*Exercise details*. The listing must be reproduced in full, exactly as it stands.

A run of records
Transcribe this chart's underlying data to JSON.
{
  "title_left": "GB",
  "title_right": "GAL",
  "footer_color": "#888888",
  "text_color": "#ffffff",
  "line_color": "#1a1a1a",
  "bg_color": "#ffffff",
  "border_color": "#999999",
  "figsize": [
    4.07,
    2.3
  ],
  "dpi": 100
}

*Answer to the task*.
Transcribe this chart's underlying data to JSON.
{
  "title_left": "GB",
  "title_right": "GAL",
  "footer_color": "#888888",
  "text_color": "#ffffff",
  "line_color": "#1a1a1a",
  "bg_color": "#ffffff",
  "border_color": "#999999",
  "figsize": [
    4.07,
    2.3
  ],
  "dpi": 100
}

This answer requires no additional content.